Stated task 1 =>
In the reader letters page, what did John Papa offer in his December Papa's Perspective column?
Stated task 2 =>
Reproduce the part of the reader letters page that opens with the words "As always a" and closes with "be more object-orientated.".
Stated task 3 =>
Write what comes next in the reader letters page, picking up after its final sentence.

Document passage =>
>>

Letters from Readers

Reader Feedback: HTML5, Windows 8 and Silverlight

Readers discuss the December Papa's Perspective column and Andrew Brust's take on the ways Windows 8 will affect Silverlight.

In a December Papa's Perspective column, John Papa offered a five-minute tutorial on HTML5 canvas. A reader responds:

As always a great article, but it's too bad HTML5 doesn't have objects, such as Rectangle, that you can apply a transformation matrix to in order to perform a rotation. Yes, I know you can use context.translate, but this isn't nearly as elegant as Silverlight, where you translate the object. As usual you can do the job in HTML, but it would've been nice to be more object-orientated.

John McFetridge
Posted Online

Windows 8 and Silverlight
The platform debate continued as readers weighed in on Andrew Brust's December Redmond Diary blog, "What Does Windows 8 Mean for Silverlight's Future?"

Finally, I've been saying this till I'm blue in the face -- all the signs pointed to it -- I'm so glad you posted this article. This definitely clears up why Azure is built using Silverlight and why it complements deployment of Silverlight and MVC applications and Web services. After I downloaded the Windows 8 Dev Preview, I was able to instinctively start building applications. There are a few changes, but they seem more like upgrades.

<<

Recorded data =>
>>

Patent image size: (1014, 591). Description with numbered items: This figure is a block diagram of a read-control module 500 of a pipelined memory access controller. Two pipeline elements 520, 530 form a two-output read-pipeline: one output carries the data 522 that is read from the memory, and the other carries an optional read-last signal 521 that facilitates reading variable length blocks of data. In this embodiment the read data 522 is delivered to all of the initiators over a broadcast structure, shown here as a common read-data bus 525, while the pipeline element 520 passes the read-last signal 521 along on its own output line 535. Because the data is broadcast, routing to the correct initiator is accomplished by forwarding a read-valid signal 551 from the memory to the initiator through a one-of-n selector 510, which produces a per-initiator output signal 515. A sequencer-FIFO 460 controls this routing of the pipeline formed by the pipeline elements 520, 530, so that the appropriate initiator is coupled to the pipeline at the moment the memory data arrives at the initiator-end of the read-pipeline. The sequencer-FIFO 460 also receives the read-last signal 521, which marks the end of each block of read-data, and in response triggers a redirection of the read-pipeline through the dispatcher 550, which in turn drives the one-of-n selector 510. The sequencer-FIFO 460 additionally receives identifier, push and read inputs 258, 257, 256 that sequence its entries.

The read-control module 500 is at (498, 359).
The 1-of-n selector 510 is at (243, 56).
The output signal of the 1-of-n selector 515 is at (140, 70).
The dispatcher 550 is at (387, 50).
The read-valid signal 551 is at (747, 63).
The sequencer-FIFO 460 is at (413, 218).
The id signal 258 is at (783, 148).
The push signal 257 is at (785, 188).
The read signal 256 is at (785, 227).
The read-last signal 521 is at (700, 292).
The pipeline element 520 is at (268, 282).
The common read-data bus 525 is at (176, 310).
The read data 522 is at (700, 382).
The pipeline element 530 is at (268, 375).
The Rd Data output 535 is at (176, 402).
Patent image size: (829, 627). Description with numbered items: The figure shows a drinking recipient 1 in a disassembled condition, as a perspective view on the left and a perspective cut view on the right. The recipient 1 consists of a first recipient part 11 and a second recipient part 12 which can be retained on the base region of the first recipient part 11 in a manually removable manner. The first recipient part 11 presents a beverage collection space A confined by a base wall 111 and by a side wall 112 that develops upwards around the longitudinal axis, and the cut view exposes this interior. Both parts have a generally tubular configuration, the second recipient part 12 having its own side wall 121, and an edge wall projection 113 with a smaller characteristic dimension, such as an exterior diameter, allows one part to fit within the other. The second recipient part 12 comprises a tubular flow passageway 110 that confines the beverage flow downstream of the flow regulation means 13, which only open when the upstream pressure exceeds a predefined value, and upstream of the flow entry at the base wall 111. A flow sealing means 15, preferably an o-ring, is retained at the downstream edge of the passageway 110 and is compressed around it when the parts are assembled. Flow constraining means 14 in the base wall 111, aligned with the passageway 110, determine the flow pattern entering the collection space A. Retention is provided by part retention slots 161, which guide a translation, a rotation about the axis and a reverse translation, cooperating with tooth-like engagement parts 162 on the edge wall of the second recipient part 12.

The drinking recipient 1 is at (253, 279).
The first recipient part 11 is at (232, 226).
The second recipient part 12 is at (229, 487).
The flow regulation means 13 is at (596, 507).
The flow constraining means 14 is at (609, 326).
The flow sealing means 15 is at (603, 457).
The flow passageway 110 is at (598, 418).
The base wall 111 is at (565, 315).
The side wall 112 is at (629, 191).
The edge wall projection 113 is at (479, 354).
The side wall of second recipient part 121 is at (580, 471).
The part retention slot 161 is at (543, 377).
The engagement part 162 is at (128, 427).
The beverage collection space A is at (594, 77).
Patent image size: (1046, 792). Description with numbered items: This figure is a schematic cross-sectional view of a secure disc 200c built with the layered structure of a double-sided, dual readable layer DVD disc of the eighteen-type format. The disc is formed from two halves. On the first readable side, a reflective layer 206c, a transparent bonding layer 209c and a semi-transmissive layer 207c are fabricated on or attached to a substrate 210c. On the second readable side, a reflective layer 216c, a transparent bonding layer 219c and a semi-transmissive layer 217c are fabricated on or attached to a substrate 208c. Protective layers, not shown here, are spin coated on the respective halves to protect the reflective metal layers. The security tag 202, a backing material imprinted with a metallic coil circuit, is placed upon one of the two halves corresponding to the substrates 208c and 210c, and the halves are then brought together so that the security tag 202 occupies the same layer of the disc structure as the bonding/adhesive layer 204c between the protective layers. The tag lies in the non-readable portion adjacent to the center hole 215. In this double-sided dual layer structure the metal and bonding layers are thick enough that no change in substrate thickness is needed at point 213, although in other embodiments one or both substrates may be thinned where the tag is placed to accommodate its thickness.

<<

Right answer 1 =>
A five-minute tutorial on HTML5 canvas.

Right answer 2 =>
As always a great article, but it's too bad HTML5 doesn't have objects, such as Rectangle, that you can apply a transformation matrix to in order to perform a rotation. Yes, I know you can use context.translate, but this isn't nearly as elegant as Silverlight, where you translate the object. As usual you can do the job in HTML, but it would've been nice to be more object-orientated.

Right answer 3 =>
Jay
Dallas

If this is true: "The new technology involving WinRT and Metro involves a name change from Silverlight." I say fantastic. But, I would also say that Microsoft hasn't communicated effectively to developers that [this] is the case. Will there be a "light" version of WinRT that can run on other OSes, such as Mac, Linux, Android, mobile and so forth? That was a major selling point to Silverlight -- although it wasn't supported on many mobile devices, it was supported on most desktops. If you built a Silverlight out-of-browser app and the requirement was support for Mac users, obviously we don't want to lose the ability to support them.

Ray Lawson
Tampa

I'm not sure I agree. For all their API similarity, Silverlight and WinRT are dramatically different platforms, for one simple reason: Silverlight is a browser plug-in. I can write a Silverlight app and have it run on the machines of maybe 70 percent of the folks that visit my Web site. Twelve months from now, when an app that targets WinRT will be able to run on maybe 1 percent of the world's Internet-connected devices, it'll still run on precisely 0 percent of the browsers that visit my Web site.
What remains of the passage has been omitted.